» **WHAT TO DO**
Find every line in the records below that holds the word "from" and copy it.

Stored entries
━━━

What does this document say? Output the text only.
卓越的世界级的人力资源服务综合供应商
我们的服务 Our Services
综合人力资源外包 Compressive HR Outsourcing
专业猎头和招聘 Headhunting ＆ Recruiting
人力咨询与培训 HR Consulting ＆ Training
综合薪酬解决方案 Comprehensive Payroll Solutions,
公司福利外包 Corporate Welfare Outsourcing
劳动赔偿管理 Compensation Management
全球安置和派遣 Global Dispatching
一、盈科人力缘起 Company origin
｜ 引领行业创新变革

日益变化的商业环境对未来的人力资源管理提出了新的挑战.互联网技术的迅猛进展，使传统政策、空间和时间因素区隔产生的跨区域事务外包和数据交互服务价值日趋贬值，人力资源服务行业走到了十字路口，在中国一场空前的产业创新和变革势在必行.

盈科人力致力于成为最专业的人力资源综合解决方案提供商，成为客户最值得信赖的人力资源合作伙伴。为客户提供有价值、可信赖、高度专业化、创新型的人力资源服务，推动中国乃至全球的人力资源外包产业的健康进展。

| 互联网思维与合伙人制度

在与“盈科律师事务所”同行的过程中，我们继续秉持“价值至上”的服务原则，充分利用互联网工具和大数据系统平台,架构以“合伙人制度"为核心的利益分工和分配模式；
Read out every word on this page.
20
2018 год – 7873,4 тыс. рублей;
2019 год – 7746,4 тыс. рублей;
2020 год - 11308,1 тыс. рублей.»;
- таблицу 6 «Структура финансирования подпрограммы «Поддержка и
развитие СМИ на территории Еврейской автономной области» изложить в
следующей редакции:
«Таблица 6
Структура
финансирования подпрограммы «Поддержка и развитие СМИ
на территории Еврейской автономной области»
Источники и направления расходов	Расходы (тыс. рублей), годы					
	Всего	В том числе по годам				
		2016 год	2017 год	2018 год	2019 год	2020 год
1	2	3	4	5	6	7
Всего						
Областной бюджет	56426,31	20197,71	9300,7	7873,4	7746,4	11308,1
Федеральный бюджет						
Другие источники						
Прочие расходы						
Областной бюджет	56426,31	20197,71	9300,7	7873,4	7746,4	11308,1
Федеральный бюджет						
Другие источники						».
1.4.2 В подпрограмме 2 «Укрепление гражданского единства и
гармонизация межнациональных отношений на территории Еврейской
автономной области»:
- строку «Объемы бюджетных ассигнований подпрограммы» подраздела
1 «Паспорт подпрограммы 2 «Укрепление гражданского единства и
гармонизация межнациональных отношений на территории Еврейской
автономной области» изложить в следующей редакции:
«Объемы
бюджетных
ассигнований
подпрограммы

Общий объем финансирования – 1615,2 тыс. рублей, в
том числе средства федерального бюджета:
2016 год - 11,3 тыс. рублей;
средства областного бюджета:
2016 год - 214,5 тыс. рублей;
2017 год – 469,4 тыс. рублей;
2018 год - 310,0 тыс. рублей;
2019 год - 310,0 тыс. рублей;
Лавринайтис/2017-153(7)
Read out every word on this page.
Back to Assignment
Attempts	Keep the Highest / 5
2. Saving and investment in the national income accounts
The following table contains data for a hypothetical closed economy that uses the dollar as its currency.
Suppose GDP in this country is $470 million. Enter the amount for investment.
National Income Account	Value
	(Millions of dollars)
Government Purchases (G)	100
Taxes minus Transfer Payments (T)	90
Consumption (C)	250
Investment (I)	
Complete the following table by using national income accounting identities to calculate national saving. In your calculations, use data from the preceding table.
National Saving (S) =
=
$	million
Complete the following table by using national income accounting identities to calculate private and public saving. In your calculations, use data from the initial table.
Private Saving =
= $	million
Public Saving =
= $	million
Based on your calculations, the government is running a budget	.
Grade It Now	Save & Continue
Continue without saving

━━━

» **COMPLETE ANSWER**
Complete the following table by using national income accounting identities to calculate national saving. In your calculations, use data from the preceding table.
Complete the following table by using national income accounting identities to calculate private and public saving. In your calculations, use data from the initial table.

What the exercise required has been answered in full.